**PROBLEM STATEMENT**
Omit all pictures. Copy the rest of the material exactly.
++++++++++
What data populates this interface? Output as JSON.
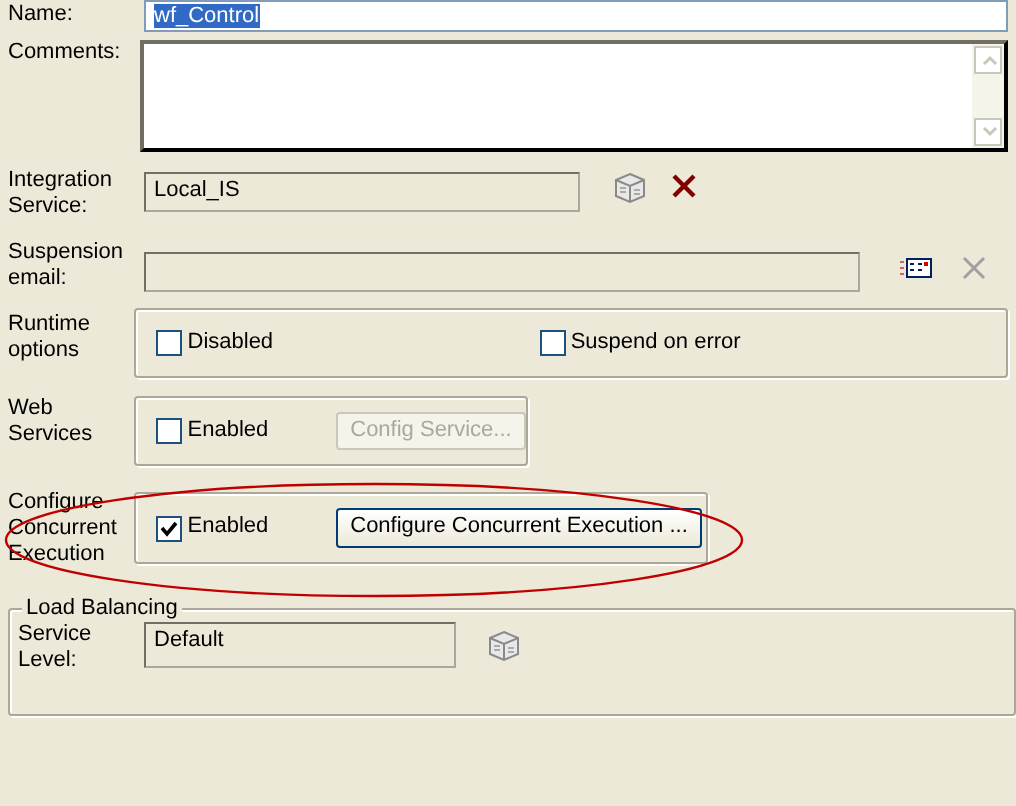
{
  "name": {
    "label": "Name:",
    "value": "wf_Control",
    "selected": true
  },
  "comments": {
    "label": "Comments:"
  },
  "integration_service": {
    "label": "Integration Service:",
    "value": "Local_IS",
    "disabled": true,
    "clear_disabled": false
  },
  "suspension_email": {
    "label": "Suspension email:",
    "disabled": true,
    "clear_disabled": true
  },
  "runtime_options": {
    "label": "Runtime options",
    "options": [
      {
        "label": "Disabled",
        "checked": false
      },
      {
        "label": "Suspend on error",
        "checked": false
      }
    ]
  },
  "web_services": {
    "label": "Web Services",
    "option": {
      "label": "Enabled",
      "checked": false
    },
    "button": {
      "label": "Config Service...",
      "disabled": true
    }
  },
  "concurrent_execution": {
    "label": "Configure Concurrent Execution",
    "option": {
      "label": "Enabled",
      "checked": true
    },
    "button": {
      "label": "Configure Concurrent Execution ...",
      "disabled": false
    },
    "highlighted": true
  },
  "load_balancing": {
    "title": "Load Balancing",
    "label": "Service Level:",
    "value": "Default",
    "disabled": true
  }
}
++++++++++
**RESPONSE TO THIS EXERCISE**
What data populates this interface? Output as JSON.
{
  "name": {
    "label": "Name:",
    "value": "wf_Control",
    "selected": true
  },
  "comments": {
    "label": "Comments:"
  },
  "integration_service": {
    "label": "Integration Service:",
    "value": "Local_IS",
    "disabled": true,
    "clear_disabled": false
  },
  "suspension_email": {
    "label": "Suspension email:",
    "disabled": true,
    "clear_disabled": true
  },
  "runtime_options": {
    "label": "Runtime options",
    "options": [
      {
        "label": "Disabled",
        "checked": false
      },
      {
        "label": "Suspend on error",
        "checked": false
      }
    ]
  },
  "web_services": {
    "label": "Web Services",
    "option": {
      "label": "Enabled",
      "checked": false
    },
    "button": {
      "label": "Config Service...",
      "disabled": true
    }
  },
  "concurrent_execution": {
    "label": "Configure Concurrent Execution",
    "option": {
      "label": "Enabled",
      "checked": true
    },
    "button": {
      "label": "Configure Concurrent Execution ...",
      "disabled": false
    },
    "highlighted": true
  },
  "load_balancing": {
    "title": "Load Balancing",
    "label": "Service Level:",
    "value": "Default",
    "disabled": true
  }
}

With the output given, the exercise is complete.